:: EXERCISE TASK ::
Give only the number of lines below that contain the word "color".
※
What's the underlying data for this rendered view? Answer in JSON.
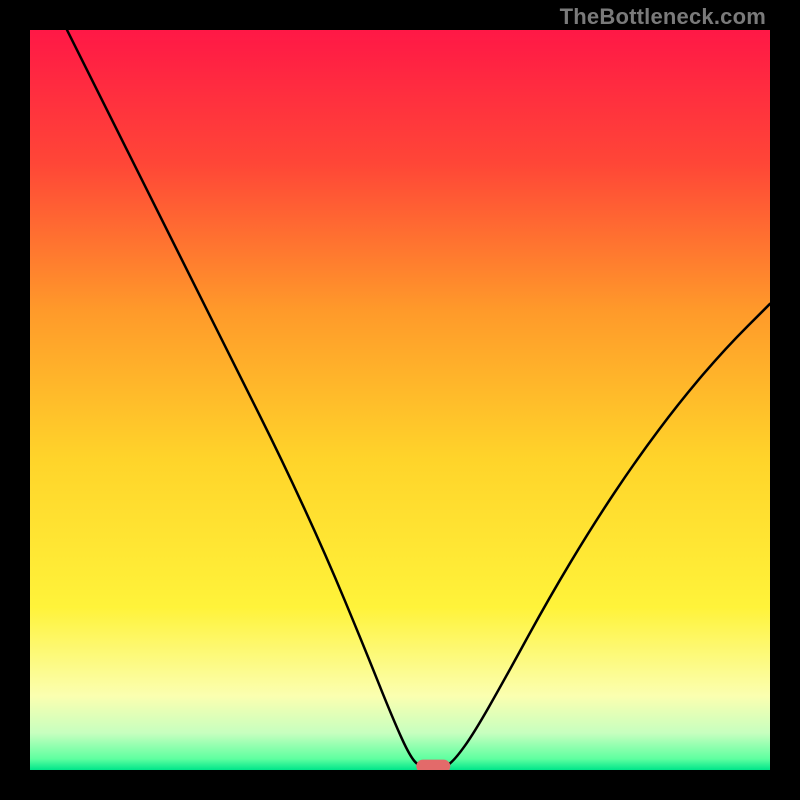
{
  "watermark": "TheBottleneck.com",
  "chart_data": {
    "type": "line",
    "title": "",
    "xlabel": "",
    "ylabel": "",
    "xlim": [
      0,
      100
    ],
    "ylim": [
      0,
      100
    ],
    "grid": false,
    "legend": false,
    "background_gradient": {
      "stops": [
        {
          "offset": 0.0,
          "color": "#ff1846"
        },
        {
          "offset": 0.18,
          "color": "#ff4637"
        },
        {
          "offset": 0.38,
          "color": "#ff9a2a"
        },
        {
          "offset": 0.58,
          "color": "#ffd42a"
        },
        {
          "offset": 0.78,
          "color": "#fff33a"
        },
        {
          "offset": 0.9,
          "color": "#fbffb0"
        },
        {
          "offset": 0.95,
          "color": "#c7ffbf"
        },
        {
          "offset": 0.985,
          "color": "#5effa0"
        },
        {
          "offset": 1.0,
          "color": "#00e58a"
        }
      ]
    },
    "series": [
      {
        "name": "bottleneck-curve",
        "color": "#000000",
        "stroke_width": 2.5,
        "points": [
          {
            "x": 5,
            "y": 100
          },
          {
            "x": 10,
            "y": 90
          },
          {
            "x": 16,
            "y": 78
          },
          {
            "x": 22,
            "y": 66
          },
          {
            "x": 28,
            "y": 54
          },
          {
            "x": 34,
            "y": 42
          },
          {
            "x": 40,
            "y": 29
          },
          {
            "x": 45,
            "y": 17
          },
          {
            "x": 49,
            "y": 7
          },
          {
            "x": 51.5,
            "y": 1.5
          },
          {
            "x": 53,
            "y": 0.3
          },
          {
            "x": 56,
            "y": 0.3
          },
          {
            "x": 57.5,
            "y": 1.5
          },
          {
            "x": 60,
            "y": 5
          },
          {
            "x": 64,
            "y": 12
          },
          {
            "x": 70,
            "y": 23
          },
          {
            "x": 76,
            "y": 33
          },
          {
            "x": 82,
            "y": 42
          },
          {
            "x": 88,
            "y": 50
          },
          {
            "x": 94,
            "y": 57
          },
          {
            "x": 100,
            "y": 63
          }
        ]
      }
    ],
    "marker": {
      "name": "optimal-point",
      "x": 54.5,
      "y": 0.5,
      "width": 4.6,
      "height": 1.8,
      "color": "#e36a6a",
      "shape": "pill"
    }
  }
}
※
:: REPLY ::
11